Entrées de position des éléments
•••

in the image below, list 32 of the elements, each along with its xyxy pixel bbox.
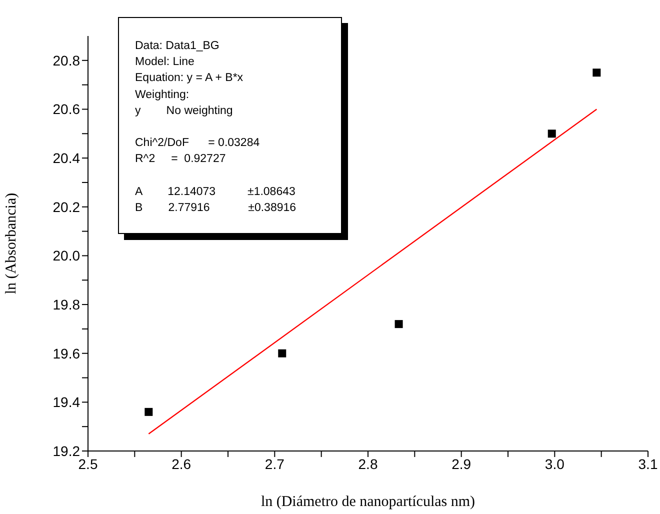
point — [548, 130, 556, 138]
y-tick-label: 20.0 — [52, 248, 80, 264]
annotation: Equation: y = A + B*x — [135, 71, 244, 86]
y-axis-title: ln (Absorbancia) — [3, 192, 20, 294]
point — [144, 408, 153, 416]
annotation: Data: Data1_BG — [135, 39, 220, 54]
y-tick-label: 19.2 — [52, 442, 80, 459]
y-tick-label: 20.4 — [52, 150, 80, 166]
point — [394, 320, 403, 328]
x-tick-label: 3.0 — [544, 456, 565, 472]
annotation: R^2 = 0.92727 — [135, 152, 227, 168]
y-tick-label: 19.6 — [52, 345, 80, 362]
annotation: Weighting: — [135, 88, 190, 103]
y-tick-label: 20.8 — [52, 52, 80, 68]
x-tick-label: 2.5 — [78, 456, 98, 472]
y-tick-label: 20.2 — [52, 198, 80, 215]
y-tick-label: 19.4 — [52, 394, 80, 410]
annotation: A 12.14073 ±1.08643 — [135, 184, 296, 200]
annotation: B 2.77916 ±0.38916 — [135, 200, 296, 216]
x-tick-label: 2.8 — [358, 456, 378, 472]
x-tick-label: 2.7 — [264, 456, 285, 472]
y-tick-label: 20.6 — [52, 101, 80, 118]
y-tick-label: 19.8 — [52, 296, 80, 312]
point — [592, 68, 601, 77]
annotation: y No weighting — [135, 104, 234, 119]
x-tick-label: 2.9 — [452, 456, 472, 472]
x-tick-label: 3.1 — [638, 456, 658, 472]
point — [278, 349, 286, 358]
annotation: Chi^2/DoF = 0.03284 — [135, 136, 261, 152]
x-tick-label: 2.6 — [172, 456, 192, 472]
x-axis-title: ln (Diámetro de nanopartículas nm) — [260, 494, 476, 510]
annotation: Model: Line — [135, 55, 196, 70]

•••

=== VOTRE TÂCHE ===
Renommez « point » en « marker » dans toutes les lignes des enregistrements ci-dessus, sans toucher au reste, puis restituez-les sans les images.

=== SOLUTION DÉTAILLÉE ===
in the image below, list 32 of the elements, each along with its xyxy pixel bbox.
marker — [548, 130, 556, 138]
y-tick-label: 20.0 — [52, 248, 80, 264]
annotation: Equation: y = A + B*x — [135, 71, 244, 86]
y-axis-title: ln (Absorbancia) — [3, 192, 20, 294]
marker — [144, 408, 153, 416]
annotation: Data: Data1_BG — [135, 39, 220, 54]
y-tick-label: 19.2 — [52, 442, 80, 459]
y-tick-label: 20.4 — [52, 150, 80, 166]
marker — [394, 320, 403, 328]
x-tick-label: 3.0 — [544, 456, 565, 472]
annotation: R^2 = 0.92727 — [135, 152, 227, 168]
y-tick-label: 19.6 — [52, 345, 80, 362]
annotation: Weighting: — [135, 88, 190, 103]
y-tick-label: 20.8 — [52, 52, 80, 68]
x-tick-label: 2.5 — [78, 456, 98, 472]
y-tick-label: 20.2 — [52, 198, 80, 215]
y-tick-label: 19.4 — [52, 394, 80, 410]
annotation: A 12.14073 ±1.08643 — [135, 184, 296, 200]
annotation: B 2.77916 ±0.38916 — [135, 200, 296, 216]
x-tick-label: 2.8 — [358, 456, 378, 472]
x-tick-label: 2.7 — [264, 456, 285, 472]
y-tick-label: 20.6 — [52, 101, 80, 118]
y-tick-label: 19.8 — [52, 296, 80, 312]
marker — [592, 68, 601, 77]
annotation: y No weighting — [135, 104, 234, 119]
x-tick-label: 2.9 — [452, 456, 472, 472]
x-tick-label: 3.1 — [638, 456, 658, 472]
marker — [278, 349, 286, 358]
annotation: Chi^2/DoF = 0.03284 — [135, 136, 261, 152]
x-tick-label: 2.6 — [172, 456, 192, 472]
x-axis-title: ln (Diámetro de nanopartículas nm) — [260, 494, 476, 510]
annotation: Model: Line — [135, 55, 196, 70]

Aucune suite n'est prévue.